Tarefa 1 —
Segundo Nogueira (2009), citada no texto sobre letramento, o que não é garantido pela presença de gêneros textuais na sala?
Tarefa 2 —
Escreva a continuação do texto sobre letramento em um ou dois parágrafos, começando depois da última frase apresentada.
━━━━━ Texto da página ━━━━━
O uso de diferentes tipologias textuais foi identificado como estratégia para práticas de letramento e de análise da microestrutura da língua. Sobre esse aspecto, Nogueira (2009, p. 229) conclui:

Esta pesquisa leva à reflexão e à problematização de que garantir a presença de gêneros textuais na sala não significa assegurar a alfabetização na perspectiva do letramento. Isso porque os gêneros textuais podem se apresentar numa sala de aula com objetivos diversos e se desvincular do conceito de letramento quando da referência desse conceito aos usos sociais da escrita. Considero, também, que ações voltadas para apropriação do sistema de escrita não necessariamente precisam se vincular diretamente aos gêneros textuais, e isso não quer dizer que a prática pedagógica não seja letrada, mas que para a garantia da prática do

letramento é preciso que o professor assegure, em momentos diversos e de modo sistemático, o uso e a reflexão dos gêneros em sala de aula. Teríamos, então, uma alfabetização na perspectiva do letramento, ou a alfabetização com letramento, ou, ainda, um alfabetizar letrando.
━━━━━ Dados fornecidos ━━━━━
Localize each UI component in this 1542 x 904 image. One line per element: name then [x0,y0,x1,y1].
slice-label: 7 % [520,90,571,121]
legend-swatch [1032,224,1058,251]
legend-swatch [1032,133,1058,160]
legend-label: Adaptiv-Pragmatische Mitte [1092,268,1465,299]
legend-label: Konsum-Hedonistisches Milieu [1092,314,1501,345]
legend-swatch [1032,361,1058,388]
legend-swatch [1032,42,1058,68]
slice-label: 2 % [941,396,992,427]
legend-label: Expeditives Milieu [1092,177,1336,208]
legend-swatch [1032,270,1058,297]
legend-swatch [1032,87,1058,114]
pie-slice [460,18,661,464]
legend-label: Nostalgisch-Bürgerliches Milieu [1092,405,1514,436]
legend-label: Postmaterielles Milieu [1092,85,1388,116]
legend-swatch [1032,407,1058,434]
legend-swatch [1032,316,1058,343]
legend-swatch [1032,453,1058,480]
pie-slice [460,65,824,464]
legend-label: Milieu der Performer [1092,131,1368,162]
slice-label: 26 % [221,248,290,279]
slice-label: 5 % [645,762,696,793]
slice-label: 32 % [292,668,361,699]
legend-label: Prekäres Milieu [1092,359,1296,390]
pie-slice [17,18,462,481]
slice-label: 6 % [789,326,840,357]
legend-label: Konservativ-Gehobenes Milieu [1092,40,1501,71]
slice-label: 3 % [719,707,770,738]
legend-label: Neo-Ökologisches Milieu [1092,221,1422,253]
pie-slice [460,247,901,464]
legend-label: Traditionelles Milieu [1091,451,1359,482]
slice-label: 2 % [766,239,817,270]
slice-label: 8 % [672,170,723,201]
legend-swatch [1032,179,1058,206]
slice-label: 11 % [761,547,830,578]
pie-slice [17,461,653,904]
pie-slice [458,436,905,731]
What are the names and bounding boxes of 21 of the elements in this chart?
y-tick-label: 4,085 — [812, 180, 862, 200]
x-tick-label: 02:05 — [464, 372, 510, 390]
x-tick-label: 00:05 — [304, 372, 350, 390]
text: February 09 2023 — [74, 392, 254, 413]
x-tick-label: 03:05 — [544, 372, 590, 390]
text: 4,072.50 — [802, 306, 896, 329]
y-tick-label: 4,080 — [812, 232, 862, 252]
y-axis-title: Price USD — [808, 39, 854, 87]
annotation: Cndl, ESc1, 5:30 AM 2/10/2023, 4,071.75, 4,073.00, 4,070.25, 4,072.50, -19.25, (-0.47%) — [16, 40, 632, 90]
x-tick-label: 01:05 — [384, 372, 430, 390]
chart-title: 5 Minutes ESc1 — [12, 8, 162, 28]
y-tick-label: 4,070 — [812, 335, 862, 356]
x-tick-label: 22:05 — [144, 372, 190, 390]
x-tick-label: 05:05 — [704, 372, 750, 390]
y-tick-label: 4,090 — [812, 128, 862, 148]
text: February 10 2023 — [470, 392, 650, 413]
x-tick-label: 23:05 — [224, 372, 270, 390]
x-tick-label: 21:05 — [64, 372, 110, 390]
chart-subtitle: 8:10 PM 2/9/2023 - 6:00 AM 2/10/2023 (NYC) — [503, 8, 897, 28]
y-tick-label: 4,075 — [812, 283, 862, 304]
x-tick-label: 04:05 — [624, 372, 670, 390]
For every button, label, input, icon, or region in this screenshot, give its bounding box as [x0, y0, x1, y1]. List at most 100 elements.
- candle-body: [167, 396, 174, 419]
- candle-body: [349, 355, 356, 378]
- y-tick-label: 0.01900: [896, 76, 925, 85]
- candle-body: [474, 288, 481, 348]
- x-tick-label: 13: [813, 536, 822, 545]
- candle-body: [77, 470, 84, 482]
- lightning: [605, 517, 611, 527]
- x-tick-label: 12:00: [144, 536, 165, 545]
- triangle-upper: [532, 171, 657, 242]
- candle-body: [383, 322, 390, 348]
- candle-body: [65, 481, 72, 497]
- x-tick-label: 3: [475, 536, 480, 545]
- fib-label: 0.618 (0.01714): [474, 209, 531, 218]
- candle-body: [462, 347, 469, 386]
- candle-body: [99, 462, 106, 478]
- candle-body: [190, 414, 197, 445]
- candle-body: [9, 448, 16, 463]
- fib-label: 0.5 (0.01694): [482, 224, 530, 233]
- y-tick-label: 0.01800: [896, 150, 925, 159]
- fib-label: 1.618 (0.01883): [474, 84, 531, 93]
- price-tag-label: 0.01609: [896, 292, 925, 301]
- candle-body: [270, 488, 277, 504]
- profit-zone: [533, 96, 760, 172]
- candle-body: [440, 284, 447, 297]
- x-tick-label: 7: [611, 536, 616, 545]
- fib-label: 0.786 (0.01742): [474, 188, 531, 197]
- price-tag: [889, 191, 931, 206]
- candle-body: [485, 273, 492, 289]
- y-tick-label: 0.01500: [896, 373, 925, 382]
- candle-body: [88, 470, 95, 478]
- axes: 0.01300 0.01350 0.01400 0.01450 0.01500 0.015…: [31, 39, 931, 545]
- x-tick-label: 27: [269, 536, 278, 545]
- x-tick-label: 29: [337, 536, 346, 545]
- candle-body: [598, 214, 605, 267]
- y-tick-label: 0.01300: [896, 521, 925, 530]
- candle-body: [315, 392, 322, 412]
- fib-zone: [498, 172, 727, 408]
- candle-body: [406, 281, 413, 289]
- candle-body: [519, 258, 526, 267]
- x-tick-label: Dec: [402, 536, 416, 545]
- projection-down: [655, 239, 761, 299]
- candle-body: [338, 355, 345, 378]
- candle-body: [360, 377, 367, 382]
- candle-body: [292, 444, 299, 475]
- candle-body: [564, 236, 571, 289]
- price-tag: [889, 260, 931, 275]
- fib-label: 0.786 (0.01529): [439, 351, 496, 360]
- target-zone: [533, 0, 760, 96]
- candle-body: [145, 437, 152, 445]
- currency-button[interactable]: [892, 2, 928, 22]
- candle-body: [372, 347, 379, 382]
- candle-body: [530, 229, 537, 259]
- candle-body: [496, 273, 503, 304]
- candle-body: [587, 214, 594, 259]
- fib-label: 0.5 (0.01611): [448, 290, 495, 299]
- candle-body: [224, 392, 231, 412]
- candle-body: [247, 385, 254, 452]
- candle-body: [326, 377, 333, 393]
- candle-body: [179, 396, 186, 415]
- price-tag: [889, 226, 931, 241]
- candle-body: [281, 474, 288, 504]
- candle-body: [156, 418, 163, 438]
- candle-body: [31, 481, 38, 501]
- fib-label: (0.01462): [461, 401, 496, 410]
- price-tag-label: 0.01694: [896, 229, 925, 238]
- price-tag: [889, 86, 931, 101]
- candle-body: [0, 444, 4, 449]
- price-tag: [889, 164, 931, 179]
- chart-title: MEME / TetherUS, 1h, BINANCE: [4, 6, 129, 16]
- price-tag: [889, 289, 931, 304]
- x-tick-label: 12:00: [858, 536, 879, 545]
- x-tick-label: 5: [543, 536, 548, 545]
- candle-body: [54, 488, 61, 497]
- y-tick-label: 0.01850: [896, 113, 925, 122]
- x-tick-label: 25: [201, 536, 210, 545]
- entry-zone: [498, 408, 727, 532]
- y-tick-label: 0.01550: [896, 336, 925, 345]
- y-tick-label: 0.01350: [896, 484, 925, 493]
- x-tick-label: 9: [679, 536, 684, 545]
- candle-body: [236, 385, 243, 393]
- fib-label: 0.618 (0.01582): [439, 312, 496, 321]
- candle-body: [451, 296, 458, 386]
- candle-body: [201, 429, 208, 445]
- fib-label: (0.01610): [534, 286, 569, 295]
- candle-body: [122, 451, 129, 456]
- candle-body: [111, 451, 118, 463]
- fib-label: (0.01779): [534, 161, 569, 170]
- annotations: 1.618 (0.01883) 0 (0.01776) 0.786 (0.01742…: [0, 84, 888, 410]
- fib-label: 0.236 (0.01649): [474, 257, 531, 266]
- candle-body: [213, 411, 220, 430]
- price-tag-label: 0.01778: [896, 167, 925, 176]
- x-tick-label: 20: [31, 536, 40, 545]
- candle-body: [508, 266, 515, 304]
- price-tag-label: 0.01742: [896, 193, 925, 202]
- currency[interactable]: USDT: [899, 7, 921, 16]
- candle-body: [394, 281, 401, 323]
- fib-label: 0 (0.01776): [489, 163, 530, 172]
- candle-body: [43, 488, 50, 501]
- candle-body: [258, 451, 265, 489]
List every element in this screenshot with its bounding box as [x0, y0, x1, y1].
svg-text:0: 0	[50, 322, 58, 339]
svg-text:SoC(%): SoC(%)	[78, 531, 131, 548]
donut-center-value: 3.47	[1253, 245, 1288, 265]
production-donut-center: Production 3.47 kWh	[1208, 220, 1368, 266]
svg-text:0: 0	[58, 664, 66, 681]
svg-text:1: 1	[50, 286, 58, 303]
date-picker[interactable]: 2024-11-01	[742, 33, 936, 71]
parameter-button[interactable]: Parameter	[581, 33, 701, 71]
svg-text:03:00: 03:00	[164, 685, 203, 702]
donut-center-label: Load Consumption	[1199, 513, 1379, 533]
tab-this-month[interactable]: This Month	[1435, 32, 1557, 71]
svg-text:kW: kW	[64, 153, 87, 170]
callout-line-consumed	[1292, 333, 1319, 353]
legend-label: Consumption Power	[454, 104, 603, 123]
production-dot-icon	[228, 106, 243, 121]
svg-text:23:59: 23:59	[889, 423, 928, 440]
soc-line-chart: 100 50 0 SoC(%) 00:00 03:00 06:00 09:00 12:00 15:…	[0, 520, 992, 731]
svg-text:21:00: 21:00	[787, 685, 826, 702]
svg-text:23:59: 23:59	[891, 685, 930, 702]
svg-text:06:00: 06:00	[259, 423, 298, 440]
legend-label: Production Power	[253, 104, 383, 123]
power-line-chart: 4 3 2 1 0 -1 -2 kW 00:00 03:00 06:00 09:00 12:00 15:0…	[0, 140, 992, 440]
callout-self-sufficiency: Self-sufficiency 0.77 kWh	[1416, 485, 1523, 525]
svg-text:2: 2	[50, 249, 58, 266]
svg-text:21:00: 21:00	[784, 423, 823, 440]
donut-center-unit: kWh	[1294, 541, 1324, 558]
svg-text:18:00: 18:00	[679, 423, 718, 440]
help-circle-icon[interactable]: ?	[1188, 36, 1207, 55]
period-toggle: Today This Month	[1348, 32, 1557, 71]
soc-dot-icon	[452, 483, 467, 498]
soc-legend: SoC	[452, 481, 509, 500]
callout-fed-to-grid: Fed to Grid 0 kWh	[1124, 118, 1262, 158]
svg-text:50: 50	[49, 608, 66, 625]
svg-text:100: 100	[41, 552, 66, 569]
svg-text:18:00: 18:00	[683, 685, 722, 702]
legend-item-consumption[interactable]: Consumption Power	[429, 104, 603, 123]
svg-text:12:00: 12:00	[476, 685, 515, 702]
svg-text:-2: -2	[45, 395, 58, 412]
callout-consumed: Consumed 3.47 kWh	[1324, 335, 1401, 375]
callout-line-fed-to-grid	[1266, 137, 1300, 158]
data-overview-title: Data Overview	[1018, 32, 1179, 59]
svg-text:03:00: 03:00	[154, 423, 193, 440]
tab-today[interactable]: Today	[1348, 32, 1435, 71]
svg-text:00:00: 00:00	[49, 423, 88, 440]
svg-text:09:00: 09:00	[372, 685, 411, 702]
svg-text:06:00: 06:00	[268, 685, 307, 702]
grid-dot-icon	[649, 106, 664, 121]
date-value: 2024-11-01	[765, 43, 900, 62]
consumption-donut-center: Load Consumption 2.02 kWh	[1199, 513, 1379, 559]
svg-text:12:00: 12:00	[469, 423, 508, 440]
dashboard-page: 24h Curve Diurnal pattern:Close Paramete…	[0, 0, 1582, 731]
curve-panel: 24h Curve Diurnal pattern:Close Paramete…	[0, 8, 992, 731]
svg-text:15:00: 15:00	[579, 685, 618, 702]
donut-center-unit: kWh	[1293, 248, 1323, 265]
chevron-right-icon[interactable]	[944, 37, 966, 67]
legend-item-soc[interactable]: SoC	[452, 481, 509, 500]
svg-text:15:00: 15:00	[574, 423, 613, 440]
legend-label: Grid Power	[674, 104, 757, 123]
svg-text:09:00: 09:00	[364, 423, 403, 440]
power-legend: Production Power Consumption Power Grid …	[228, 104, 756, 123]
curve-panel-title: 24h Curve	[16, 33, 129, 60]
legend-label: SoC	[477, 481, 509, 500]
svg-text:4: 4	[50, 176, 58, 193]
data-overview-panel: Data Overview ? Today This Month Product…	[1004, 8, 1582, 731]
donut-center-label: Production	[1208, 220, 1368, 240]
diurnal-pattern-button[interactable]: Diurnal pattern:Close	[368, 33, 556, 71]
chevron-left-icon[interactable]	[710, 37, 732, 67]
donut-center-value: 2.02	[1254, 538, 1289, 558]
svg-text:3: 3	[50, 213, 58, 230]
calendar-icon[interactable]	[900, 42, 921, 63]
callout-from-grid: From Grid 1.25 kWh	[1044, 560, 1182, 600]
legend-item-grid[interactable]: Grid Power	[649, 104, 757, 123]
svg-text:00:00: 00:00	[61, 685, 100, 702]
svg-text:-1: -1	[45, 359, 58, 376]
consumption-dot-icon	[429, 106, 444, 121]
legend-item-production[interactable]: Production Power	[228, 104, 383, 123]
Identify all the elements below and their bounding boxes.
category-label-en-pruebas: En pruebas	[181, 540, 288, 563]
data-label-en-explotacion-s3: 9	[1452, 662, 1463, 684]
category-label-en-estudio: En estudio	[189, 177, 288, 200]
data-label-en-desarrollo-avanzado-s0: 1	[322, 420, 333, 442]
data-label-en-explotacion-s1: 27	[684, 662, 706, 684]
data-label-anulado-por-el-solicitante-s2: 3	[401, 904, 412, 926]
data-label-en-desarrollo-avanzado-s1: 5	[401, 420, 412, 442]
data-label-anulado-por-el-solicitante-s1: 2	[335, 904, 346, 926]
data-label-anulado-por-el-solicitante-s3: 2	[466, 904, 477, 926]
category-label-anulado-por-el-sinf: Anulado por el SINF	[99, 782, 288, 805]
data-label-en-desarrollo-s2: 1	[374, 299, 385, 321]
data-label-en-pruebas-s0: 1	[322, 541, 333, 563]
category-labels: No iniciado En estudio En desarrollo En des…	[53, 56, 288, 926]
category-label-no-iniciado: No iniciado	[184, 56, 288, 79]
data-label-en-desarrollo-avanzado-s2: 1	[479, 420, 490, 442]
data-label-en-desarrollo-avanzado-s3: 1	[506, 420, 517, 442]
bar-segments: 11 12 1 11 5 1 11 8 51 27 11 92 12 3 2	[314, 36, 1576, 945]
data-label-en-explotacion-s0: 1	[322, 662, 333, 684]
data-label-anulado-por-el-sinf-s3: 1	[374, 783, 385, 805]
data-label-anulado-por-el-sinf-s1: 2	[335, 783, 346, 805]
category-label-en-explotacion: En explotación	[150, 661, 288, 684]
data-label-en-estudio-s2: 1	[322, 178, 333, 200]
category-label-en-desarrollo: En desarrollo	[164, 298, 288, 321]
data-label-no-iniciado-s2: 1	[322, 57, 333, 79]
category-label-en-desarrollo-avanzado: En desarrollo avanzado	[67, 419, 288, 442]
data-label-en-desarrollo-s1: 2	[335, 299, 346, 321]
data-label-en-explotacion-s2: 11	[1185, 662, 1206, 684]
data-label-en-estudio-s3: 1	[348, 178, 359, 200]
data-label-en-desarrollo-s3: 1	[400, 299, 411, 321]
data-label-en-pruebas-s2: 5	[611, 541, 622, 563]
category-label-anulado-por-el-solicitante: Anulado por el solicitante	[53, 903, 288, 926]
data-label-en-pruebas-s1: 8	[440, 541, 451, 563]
━━━━━
Resultado 1 —
A presença de gêneros textuais na sala não assegura a alfabetização na perspectiva do letramento.

Resultado 2 —
Desta forma, é importante assegurar o uso de diferentes tipologias textuais, refletindo sobre elas para que os alunos possam perceber e vivenciar os usos sociais da escrita. Ao fim das suas considerações, a pesquisadora afirma que a relação entre práticas, conceitos de alfabetização e letramento e a formação de professores é um campo muito amplo e necessita de estudos.

A tese “Prática pedagógica nos processos de alfabetização e de letramento: análises a partir dos campos da sociologia e da linguagem”, de Luciana Piccoli, realizada pelo programa de Pós-Graduação em Educação da Universidade Federal do Rio Grande do Sul, se propôs a descrever e analisar a prática pedagógica de uma professora alfabetizadora da Rede Municipal de Ensino de Porto Alegre, tomando como referência o modelo da pedagogia mista, proposto por Morais e Neves (2003), a partir da teoria de Bernstein. Como o objetivo deste levantamento foi analisar os enfoques dados ao tema letramento, não foi aprofundada a teoria de Bernstein e nos detivemos a analisar os fenômenos ligados ao letramento que foram descritos na tese.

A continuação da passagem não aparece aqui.